▶ **RECORDS PROVIDED**
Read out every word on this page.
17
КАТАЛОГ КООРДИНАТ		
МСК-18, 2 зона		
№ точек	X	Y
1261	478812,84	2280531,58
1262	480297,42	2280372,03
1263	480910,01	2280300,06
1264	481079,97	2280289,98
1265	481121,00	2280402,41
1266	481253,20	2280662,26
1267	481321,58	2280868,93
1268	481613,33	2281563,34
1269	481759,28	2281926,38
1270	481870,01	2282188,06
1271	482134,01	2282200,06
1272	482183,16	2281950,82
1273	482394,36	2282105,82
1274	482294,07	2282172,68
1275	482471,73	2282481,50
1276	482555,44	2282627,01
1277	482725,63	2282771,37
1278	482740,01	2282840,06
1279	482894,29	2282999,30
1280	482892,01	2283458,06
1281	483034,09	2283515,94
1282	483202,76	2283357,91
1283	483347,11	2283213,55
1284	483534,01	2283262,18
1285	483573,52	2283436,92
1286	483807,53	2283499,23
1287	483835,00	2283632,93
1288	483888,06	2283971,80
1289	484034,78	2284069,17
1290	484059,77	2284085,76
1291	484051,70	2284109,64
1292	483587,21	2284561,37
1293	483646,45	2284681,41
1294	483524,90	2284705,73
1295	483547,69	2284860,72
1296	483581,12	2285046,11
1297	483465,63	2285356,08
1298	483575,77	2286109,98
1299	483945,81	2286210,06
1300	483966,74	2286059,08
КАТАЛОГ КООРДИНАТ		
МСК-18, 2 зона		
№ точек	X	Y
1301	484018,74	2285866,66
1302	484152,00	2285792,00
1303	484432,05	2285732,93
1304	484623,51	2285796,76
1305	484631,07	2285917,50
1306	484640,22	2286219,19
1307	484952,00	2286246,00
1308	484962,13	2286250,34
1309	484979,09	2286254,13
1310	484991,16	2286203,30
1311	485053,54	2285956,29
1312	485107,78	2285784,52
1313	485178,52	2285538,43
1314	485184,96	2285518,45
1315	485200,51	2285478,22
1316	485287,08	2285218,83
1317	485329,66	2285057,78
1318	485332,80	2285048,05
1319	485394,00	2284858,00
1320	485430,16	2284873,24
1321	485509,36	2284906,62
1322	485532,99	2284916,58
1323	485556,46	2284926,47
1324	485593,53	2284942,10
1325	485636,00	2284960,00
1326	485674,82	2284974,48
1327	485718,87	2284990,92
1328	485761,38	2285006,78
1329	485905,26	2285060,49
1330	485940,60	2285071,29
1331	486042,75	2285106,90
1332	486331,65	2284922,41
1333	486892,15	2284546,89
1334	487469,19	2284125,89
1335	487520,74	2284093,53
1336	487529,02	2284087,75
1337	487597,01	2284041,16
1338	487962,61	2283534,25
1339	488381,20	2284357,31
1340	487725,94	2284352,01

▶ **WRITTEN PROBLEM**
Set down the entries above again, word for word.

▶ **RESULT**
Read out every word on this page.
17
КАТАЛОГ КООРДИНАТ		
МСК-18, 2 зона		
№ точек	X	Y
1261	478812,84	2280531,58
1262	480297,42	2280372,03
1263	480910,01	2280300,06
1264	481079,97	2280289,98
1265	481121,00	2280402,41
1266	481253,20	2280662,26
1267	481321,58	2280868,93
1268	481613,33	2281563,34
1269	481759,28	2281926,38
1270	481870,01	2282188,06
1271	482134,01	2282200,06
1272	482183,16	2281950,82
1273	482394,36	2282105,82
1274	482294,07	2282172,68
1275	482471,73	2282481,50
1276	482555,44	2282627,01
1277	482725,63	2282771,37
1278	482740,01	2282840,06
1279	482894,29	2282999,30
1280	482892,01	2283458,06
1281	483034,09	2283515,94
1282	483202,76	2283357,91
1283	483347,11	2283213,55
1284	483534,01	2283262,18
1285	483573,52	2283436,92
1286	483807,53	2283499,23
1287	483835,00	2283632,93
1288	483888,06	2283971,80
1289	484034,78	2284069,17
1290	484059,77	2284085,76
1291	484051,70	2284109,64
1292	483587,21	2284561,37
1293	483646,45	2284681,41
1294	483524,90	2284705,73
1295	483547,69	2284860,72
1296	483581,12	2285046,11
1297	483465,63	2285356,08
1298	483575,77	2286109,98
1299	483945,81	2286210,06
1300	483966,74	2286059,08
КАТАЛОГ КООРДИНАТ		
МСК-18, 2 зона		
№ точек	X	Y
1301	484018,74	2285866,66
1302	484152,00	2285792,00
1303	484432,05	2285732,93
1304	484623,51	2285796,76
1305	484631,07	2285917,50
1306	484640,22	2286219,19
1307	484952,00	2286246,00
1308	484962,13	2286250,34
1309	484979,09	2286254,13
1310	484991,16	2286203,30
1311	485053,54	2285956,29
1312	485107,78	2285784,52
1313	485178,52	2285538,43
1314	485184,96	2285518,45
1315	485200,51	2285478,22
1316	485287,08	2285218,83
1317	485329,66	2285057,78
1318	485332,80	2285048,05
1319	485394,00	2284858,00
1320	485430,16	2284873,24
1321	485509,36	2284906,62
1322	485532,99	2284916,58
1323	485556,46	2284926,47
1324	485593,53	2284942,10
1325	485636,00	2284960,00
1326	485674,82	2284974,48
1327	485718,87	2284990,92
1328	485761,38	2285006,78
1329	485905,26	2285060,49
1330	485940,60	2285071,29
1331	486042,75	2285106,90
1332	486331,65	2284922,41
1333	486892,15	2284546,89
1334	487469,19	2284125,89
1335	487520,74	2284093,53
1336	487529,02	2284087,75
1337	487597,01	2284041,16
1338	487962,61	2283534,25
1339	488381,20	2284357,31
1340	487725,94	2284352,01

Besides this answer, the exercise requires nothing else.